**BRIEF:**
Go through the data below. List every line that holds the word "text".
════════════════
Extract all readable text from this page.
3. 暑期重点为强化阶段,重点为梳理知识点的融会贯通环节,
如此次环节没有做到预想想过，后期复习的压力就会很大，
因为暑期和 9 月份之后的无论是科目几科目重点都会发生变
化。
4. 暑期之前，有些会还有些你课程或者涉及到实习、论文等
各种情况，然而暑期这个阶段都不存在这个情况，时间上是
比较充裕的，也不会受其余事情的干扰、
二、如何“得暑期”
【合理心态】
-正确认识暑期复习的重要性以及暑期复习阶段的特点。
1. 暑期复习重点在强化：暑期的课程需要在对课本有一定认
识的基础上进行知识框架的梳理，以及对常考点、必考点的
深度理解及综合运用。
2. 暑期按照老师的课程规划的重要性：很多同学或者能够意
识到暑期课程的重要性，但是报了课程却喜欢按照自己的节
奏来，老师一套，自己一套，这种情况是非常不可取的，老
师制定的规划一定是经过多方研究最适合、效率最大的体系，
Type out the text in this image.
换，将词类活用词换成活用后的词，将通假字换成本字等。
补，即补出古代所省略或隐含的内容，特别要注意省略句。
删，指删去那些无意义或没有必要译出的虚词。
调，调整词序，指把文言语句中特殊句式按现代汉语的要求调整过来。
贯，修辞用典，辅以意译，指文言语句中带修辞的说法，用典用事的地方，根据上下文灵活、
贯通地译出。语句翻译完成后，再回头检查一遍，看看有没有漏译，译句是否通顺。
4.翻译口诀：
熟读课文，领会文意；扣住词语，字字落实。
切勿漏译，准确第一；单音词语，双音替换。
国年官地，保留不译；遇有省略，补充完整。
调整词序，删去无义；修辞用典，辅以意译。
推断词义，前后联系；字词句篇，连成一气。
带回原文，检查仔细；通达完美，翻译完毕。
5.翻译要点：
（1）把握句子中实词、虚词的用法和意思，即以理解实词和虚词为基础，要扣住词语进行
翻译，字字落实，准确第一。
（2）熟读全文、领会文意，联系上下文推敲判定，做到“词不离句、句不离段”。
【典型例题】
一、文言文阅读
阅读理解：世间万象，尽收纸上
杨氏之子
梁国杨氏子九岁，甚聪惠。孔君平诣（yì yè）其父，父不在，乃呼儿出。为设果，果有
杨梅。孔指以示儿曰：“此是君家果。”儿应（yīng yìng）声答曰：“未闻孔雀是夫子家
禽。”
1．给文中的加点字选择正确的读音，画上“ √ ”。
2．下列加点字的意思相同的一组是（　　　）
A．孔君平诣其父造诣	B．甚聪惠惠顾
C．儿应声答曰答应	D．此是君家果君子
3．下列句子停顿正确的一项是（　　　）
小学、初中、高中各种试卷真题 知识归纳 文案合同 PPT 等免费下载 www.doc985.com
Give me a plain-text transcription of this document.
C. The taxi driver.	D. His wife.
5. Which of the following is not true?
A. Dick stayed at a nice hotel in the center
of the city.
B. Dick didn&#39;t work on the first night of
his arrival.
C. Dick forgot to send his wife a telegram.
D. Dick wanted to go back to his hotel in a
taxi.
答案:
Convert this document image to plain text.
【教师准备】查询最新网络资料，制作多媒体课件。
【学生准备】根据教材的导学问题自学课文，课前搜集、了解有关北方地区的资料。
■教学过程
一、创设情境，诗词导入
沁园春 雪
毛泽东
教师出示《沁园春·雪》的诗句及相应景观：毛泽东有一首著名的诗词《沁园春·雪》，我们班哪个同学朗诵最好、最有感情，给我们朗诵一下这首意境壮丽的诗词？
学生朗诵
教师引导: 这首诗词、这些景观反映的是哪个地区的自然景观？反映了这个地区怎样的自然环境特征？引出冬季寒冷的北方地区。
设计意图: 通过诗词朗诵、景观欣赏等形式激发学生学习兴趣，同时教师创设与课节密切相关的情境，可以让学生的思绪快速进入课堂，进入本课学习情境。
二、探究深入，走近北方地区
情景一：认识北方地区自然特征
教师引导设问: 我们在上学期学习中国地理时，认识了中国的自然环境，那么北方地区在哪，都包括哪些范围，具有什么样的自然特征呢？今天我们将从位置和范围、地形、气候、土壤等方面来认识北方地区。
════════════════
**FINISHED TASK:**
Extract all readable text from this page.
Type out the text in this image.
Give me a plain-text transcription of this document.
Convert this document image to plain text.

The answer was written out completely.